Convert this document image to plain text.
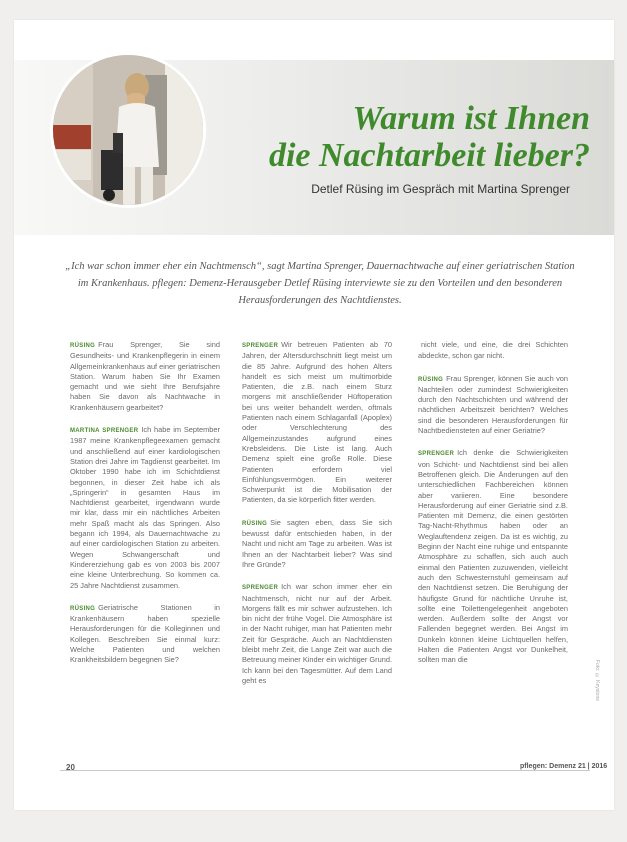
Warum ist Ihnen
die Nachtarbeit lieber?
Detlef Rüsing im Gespräch mit Martina Sprenger
„Ich war schon immer eher ein Nachtmensch“, sagt Martina Sprenger, Dauernachtwache auf einer geriatrischen Station im Krankenhaus. pflegen: Demenz-Herausgeber Detlef Rüsing interviewte sie zu den Vorteilen und den besonderen Herausforderungen des Nachtdienstes.

RÜSING Frau Sprenger, Sie sind Gesundheits- und Krankenpflegerin in einem Allgemeinkrankenhaus auf einer geriatrischen Station. Warum haben Sie Ihr Examen gemacht und wie sieht Ihre Berufsjahre haben Sie davon als Nachtwache in Krankenhäusern gearbeitet?

MARTINA SPRENGER Ich habe im September 1987 meine Krankenpflegeexamen gemacht und anschließend auf einer kardiologischen Station drei Jahre im Tagdienst gearbeitet. Im Oktober 1990 habe ich im Schichtdienst begonnen, in dieser Zeit habe ich als „Springerin“ in gesamten Haus im Nachtdienst gearbeitet, irgendwann wurde mir klar, dass mir ein nächtliches Arbeiten mehr Spaß macht als das Springen. Also begann ich 1994, als Dauernachtwache zu auf einer cardiologischen Station zu arbeiten. Wegen Schwangerschaft und Kindererziehung gab es von 2003 bis 2007 eine kleine Unterbrechung. So kommen ca. 25 Jahre Nachtdienst zusammen.

RÜSING Geriatrische Stationen in Krankenhäusern haben spezielle Herausforderungen für die Kolleginnen und Kollegen. Beschreiben Sie einmal kurz: Welche Patienten und welchen Krankheitsbildern begegnen Sie?

SPRENGER Wir betreuen Patienten ab 70 Jahren, der Altersdurchschnitt liegt meist um die 85 Jahre. Aufgrund des hohen Alters handelt es sich meist um multimorbide Patienten, die z.B. nach einem Sturz morgens mit anschließender Hüftoperation bei uns weiter behandelt werden, oftmals Patienten nach einem Schlaganfall (Apoplex) oder Verschlechterung des Allgemeinzustandes aufgrund eines Krebsleidens. Die Liste ist lang. Auch Demenz spielt eine große Rolle. Diese Patienten erfordern viel Einfühlungsvermögen. Ein weiterer Schwerpunkt ist die Mobilisation der Patienten, da sie körperlich fitter werden.

RÜSING Sie sagten eben, dass Sie sich bewusst dafür entschieden haben, in der Nacht und nicht am Tage zu arbeiten. Was ist Ihnen an der Nachtarbeit lieber? Was sind Ihre Gründe?

SPRENGER Ich war schon immer eher ein Nachtmensch, nicht nur auf der Arbeit. Morgens fällt es mir schwer aufzustehen. Ich bin nicht der frühe Vogel. Die Atmosphäre ist in der Nacht ruhiger, man hat Patienten mehr Zeit für Gespräche. Auch an Nachtdiensten bleibt mehr Zeit, die Lange Zeit war auch die Betreuung meiner Kinder ein wichtiger Grund. Ich kann bei den Tagesmütter. Auf dem Land geht es

nicht viele, und eine, die drei Schichten abdeckte, schon gar nicht.

RÜSING Frau Sprenger, können Sie auch von Nachteilen oder zumindest Schwierigkeiten durch den Nachtschichten und während der nächtlichen Arbeitszeit berichten? Welches sind die besonderen Herausforderungen für Nachtbediensteten auf einer Geriatrie?

SPRENGER Ich denke die Schwierigkeiten von Schicht- und Nachtdienst sind bei allen Betroffenen gleich. Die Änderungen auf den unterschiedlichen Fachbereichen können aber variieren. Eine besondere Herausforderung auf einer Geriatrie sind z.B. Patienten mit Demenz, die einen gestörten Tag-Nacht-Rhythmus haben oder an Weglauftendenz zeigen. Da ist es wichtig, zu Beginn der Nacht eine ruhige und entspannte Atmosphäre zu schaffen, sich auch auch einmal den Patienten zuzuwenden, vielleicht auch den Schwesternstuhl gemeinsam auf den Nachtdienst setzen. Die Beruhigung der häufigste Grund für nächtliche Unruhe ist, sollte eine Toilettengelegenheit angeboten werden. Außerdem sollte der Angst vor Fallenden begegnet werden. Bei Angst im Dunkeln können kleine Lichtquellen helfen, Halten die Patienten Angst vor Dunkelheit, sollten man die

Foto: © Keystone
20	pflegen: Demenz 21 | 2016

> Written instruction:
Go through the material above and count the lines that contain "Nachtarbeit"; give that number alone.

> Exercise output:
2